**SET PROBLEM**
Retype the lines below character for character, changing no symbol, number or spacing.

**ENTRIES SHOWN**
-=-=-

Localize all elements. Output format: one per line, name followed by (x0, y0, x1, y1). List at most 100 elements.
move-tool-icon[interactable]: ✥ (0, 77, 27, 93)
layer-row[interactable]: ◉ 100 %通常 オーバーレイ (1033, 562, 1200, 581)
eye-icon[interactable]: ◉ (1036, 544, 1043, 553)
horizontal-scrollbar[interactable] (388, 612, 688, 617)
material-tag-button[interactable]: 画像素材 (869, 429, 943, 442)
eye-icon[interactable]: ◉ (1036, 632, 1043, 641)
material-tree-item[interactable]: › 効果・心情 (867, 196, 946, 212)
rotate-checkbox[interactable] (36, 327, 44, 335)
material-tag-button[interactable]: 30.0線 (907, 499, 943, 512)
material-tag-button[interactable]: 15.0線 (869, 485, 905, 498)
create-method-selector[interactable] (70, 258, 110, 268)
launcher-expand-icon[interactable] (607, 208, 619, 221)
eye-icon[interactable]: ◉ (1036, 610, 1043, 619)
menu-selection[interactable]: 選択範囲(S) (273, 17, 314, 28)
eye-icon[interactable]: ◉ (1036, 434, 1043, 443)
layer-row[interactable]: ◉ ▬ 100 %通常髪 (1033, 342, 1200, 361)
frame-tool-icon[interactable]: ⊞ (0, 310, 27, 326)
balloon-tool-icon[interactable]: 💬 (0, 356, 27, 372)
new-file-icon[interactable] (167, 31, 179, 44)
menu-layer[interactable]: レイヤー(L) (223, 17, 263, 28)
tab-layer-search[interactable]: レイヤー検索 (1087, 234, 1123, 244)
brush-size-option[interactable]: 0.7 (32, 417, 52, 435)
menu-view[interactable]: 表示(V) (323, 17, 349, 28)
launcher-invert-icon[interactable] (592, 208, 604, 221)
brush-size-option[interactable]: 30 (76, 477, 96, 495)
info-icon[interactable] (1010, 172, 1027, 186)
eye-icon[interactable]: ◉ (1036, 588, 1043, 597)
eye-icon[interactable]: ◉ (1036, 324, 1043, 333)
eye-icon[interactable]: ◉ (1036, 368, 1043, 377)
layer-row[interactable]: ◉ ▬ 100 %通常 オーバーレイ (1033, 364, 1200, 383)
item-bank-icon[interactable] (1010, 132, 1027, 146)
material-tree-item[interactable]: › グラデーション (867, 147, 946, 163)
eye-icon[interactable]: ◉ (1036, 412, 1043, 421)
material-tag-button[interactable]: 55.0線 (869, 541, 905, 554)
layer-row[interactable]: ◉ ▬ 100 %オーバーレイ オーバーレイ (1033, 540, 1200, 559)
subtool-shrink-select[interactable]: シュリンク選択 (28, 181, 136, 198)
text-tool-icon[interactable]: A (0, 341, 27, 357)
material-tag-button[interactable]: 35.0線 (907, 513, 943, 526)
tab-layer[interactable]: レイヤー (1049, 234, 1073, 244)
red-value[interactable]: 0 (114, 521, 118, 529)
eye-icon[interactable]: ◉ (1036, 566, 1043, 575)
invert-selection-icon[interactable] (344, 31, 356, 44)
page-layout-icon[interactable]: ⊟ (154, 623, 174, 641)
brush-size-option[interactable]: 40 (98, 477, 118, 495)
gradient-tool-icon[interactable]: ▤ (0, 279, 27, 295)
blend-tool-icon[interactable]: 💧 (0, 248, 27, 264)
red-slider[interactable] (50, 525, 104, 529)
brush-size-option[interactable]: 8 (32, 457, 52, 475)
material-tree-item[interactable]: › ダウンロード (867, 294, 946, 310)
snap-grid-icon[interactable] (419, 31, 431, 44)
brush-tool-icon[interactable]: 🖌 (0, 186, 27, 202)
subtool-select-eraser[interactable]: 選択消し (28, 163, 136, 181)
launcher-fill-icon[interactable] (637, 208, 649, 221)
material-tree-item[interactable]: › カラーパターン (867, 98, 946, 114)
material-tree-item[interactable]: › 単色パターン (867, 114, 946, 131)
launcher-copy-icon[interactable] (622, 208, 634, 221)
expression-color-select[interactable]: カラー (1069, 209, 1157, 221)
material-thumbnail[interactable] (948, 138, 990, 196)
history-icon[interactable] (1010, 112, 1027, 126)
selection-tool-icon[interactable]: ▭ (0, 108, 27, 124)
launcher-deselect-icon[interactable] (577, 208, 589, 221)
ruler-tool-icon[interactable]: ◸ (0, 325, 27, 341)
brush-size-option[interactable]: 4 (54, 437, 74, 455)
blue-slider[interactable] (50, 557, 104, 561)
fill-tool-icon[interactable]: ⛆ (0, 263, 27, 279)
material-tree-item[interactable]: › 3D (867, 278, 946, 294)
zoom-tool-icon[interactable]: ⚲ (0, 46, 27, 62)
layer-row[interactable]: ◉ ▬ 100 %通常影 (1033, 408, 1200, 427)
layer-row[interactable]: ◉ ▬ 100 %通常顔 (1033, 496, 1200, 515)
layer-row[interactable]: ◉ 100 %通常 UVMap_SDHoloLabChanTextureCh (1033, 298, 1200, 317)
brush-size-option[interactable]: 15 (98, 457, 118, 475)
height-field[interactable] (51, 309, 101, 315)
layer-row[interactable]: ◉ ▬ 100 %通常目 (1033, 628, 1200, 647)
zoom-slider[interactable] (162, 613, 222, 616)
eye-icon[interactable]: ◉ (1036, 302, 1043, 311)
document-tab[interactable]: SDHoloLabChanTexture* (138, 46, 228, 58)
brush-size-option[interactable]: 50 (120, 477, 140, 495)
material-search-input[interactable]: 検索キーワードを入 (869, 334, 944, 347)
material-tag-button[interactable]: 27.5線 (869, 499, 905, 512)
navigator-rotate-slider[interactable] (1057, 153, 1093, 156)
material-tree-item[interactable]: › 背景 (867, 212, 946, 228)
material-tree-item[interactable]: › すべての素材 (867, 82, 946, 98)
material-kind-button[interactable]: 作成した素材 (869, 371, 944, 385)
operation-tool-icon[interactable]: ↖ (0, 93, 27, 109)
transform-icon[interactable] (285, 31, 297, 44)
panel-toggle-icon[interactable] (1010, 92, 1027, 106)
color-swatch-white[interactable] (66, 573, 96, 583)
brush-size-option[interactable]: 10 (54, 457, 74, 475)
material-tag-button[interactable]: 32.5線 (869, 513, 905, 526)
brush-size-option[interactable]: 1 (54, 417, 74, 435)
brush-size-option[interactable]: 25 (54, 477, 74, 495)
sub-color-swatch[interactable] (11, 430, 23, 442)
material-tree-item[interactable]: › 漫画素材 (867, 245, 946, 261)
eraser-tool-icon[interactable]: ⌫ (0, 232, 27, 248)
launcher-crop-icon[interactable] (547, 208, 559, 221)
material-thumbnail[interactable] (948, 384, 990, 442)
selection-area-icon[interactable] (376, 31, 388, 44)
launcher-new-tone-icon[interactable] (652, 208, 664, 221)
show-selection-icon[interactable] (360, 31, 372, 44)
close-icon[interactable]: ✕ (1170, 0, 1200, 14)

-=-=-

**EXERCISE SOLUTION**
Localize all elements. Output format: one per line, name followed by (x0, y0, x1, y1). List at most 100 elements.
move-tool-icon[interactable]: ✥ (0, 77, 27, 93)
layer-row[interactable]: ◉ 100 %通常 オーバーレイ (1033, 562, 1200, 581)
eye-icon[interactable]: ◉ (1036, 544, 1043, 553)
horizontal-scrollbar[interactable] (388, 612, 688, 617)
material-tag-button[interactable]: 画像素材 (869, 429, 943, 442)
eye-icon[interactable]: ◉ (1036, 632, 1043, 641)
material-tree-item[interactable]: › 効果・心情 (867, 196, 946, 212)
rotate-checkbox[interactable] (36, 327, 44, 335)
material-tag-button[interactable]: 30.0線 (907, 499, 943, 512)
material-tag-button[interactable]: 15.0線 (869, 485, 905, 498)
create-method-selector[interactable] (70, 258, 110, 268)
launcher-expand-icon[interactable] (607, 208, 619, 221)
eye-icon[interactable]: ◉ (1036, 610, 1043, 619)
menu-selection[interactable]: 選択範囲(S) (273, 17, 314, 28)
eye-icon[interactable]: ◉ (1036, 434, 1043, 443)
layer-row[interactable]: ◉ ▬ 100 %通常髪 (1033, 342, 1200, 361)
frame-tool-icon[interactable]: ⊞ (0, 310, 27, 326)
balloon-tool-icon[interactable]: 💬 (0, 356, 27, 372)
new-file-icon[interactable] (167, 31, 179, 44)
menu-layer[interactable]: レイヤー(L) (223, 17, 263, 28)
tab-layer-search[interactable]: レイヤー検索 (1087, 234, 1123, 244)
brush-size-option[interactable]: 0.7 (32, 417, 52, 435)
menu-view[interactable]: 表示(V) (323, 17, 349, 28)
launcher-invert-icon[interactable] (592, 208, 604, 221)
brush-size-option[interactable]: 30 (76, 477, 96, 495)
info-icon[interactable] (1010, 172, 1027, 186)
eye-icon[interactable]: ◉ (1036, 588, 1043, 597)
eye-icon[interactable]: ◉ (1036, 324, 1043, 333)
eye-icon[interactable]: ◉ (1036, 368, 1043, 377)
layer-row[interactable]: ◉ ▬ 100 %通常 オーバーレイ (1033, 364, 1200, 383)
item-bank-icon[interactable] (1010, 132, 1027, 146)
material-tree-item[interactable]: › グラデーション (867, 147, 946, 163)
eye-icon[interactable]: ◉ (1036, 412, 1043, 421)
material-tag-button[interactable]: 55.0線 (869, 541, 905, 554)
layer-row[interactable]: ◉ ▬ 100 %オーバーレイ オーバーレイ (1033, 540, 1200, 559)
subtool-shrink-select[interactable]: シュリンク選択 (28, 181, 136, 198)
text-tool-icon[interactable]: A (0, 341, 27, 357)
material-tag-button[interactable]: 35.0線 (907, 513, 943, 526)
tab-layer[interactable]: レイヤー (1049, 234, 1073, 244)
red-value[interactable]: 0 (114, 521, 118, 529)
eye-icon[interactable]: ◉ (1036, 566, 1043, 575)
invert-selection-icon[interactable] (344, 31, 356, 44)
page-layout-icon[interactable]: ⊟ (154, 623, 174, 641)
brush-size-option[interactable]: 40 (98, 477, 118, 495)
gradient-tool-icon[interactable]: ▤ (0, 279, 27, 295)
blend-tool-icon[interactable]: 💧 (0, 248, 27, 264)
red-slider[interactable] (50, 525, 104, 529)
brush-size-option[interactable]: 8 (32, 457, 52, 475)
material-tree-item[interactable]: › ダウンロード (867, 294, 946, 310)
snap-grid-icon[interactable] (419, 31, 431, 44)
brush-tool-icon[interactable]: 🖌 (0, 186, 27, 202)
subtool-select-eraser[interactable]: 選択消し (28, 163, 136, 181)
launcher-fill-icon[interactable] (637, 208, 649, 221)
material-tree-item[interactable]: › カラーパターン (867, 98, 946, 114)
material-tree-item[interactable]: › 単色パターン (867, 114, 946, 131)
launcher-copy-icon[interactable] (622, 208, 634, 221)
expression-color-select[interactable]: カラー (1069, 209, 1157, 221)
material-thumbnail[interactable] (948, 138, 990, 196)
history-icon[interactable] (1010, 112, 1027, 126)
selection-tool-icon[interactable]: ▭ (0, 108, 27, 124)
launcher-deselect-icon[interactable] (577, 208, 589, 221)
ruler-tool-icon[interactable]: ◸ (0, 325, 27, 341)
brush-size-option[interactable]: 4 (54, 437, 74, 455)
blue-slider[interactable] (50, 557, 104, 561)
fill-tool-icon[interactable]: ⛆ (0, 263, 27, 279)
material-tree-item[interactable]: › 3D (867, 278, 946, 294)
zoom-tool-icon[interactable]: ⚲ (0, 46, 27, 62)
layer-row[interactable]: ◉ ▬ 100 %通常影 (1033, 408, 1200, 427)
layer-row[interactable]: ◉ ▬ 100 %通常顔 (1033, 496, 1200, 515)
layer-row[interactable]: ◉ 100 %通常 UVMap_SDHoloLabChanTextureCh (1033, 298, 1200, 317)
brush-size-option[interactable]: 15 (98, 457, 118, 475)
height-field[interactable] (51, 309, 101, 315)
layer-row[interactable]: ◉ ▬ 100 %通常目 (1033, 628, 1200, 647)
zoom-slider[interactable] (162, 613, 222, 616)
eye-icon[interactable]: ◉ (1036, 302, 1043, 311)
document-tab[interactable]: SDHoloLabChanTexture* (138, 46, 228, 58)
brush-size-option[interactable]: 50 (120, 477, 140, 495)
material-search-input[interactable]: 検索キーワードを入 (869, 334, 944, 347)
material-tag-button[interactable]: 27.5線 (869, 499, 905, 512)
navigator-rotate-slider[interactable] (1057, 153, 1093, 156)
material-tree-item[interactable]: › 背景 (867, 212, 946, 228)
material-tree-item[interactable]: › すべての素材 (867, 82, 946, 98)
material-kind-button[interactable]: 作成した素材 (869, 371, 944, 385)
operation-tool-icon[interactable]: ↖ (0, 93, 27, 109)
transform-icon[interactable] (285, 31, 297, 44)
panel-toggle-icon[interactable] (1010, 92, 1027, 106)
color-swatch-white[interactable] (66, 573, 96, 583)
brush-size-option[interactable]: 10 (54, 457, 74, 475)
material-tag-button[interactable]: 32.5線 (869, 513, 905, 526)
brush-size-option[interactable]: 1 (54, 417, 74, 435)
brush-size-option[interactable]: 25 (54, 477, 74, 495)
sub-color-swatch[interactable] (11, 430, 23, 442)
material-tree-item[interactable]: › 漫画素材 (867, 245, 946, 261)
eraser-tool-icon[interactable]: ⌫ (0, 232, 27, 248)
launcher-crop-icon[interactable] (547, 208, 559, 221)
material-thumbnail[interactable] (948, 384, 990, 442)
selection-area-icon[interactable] (376, 31, 388, 44)
launcher-new-tone-icon[interactable] (652, 208, 664, 221)
show-selection-icon[interactable] (360, 31, 372, 44)
close-icon[interactable]: ✕ (1170, 0, 1200, 14)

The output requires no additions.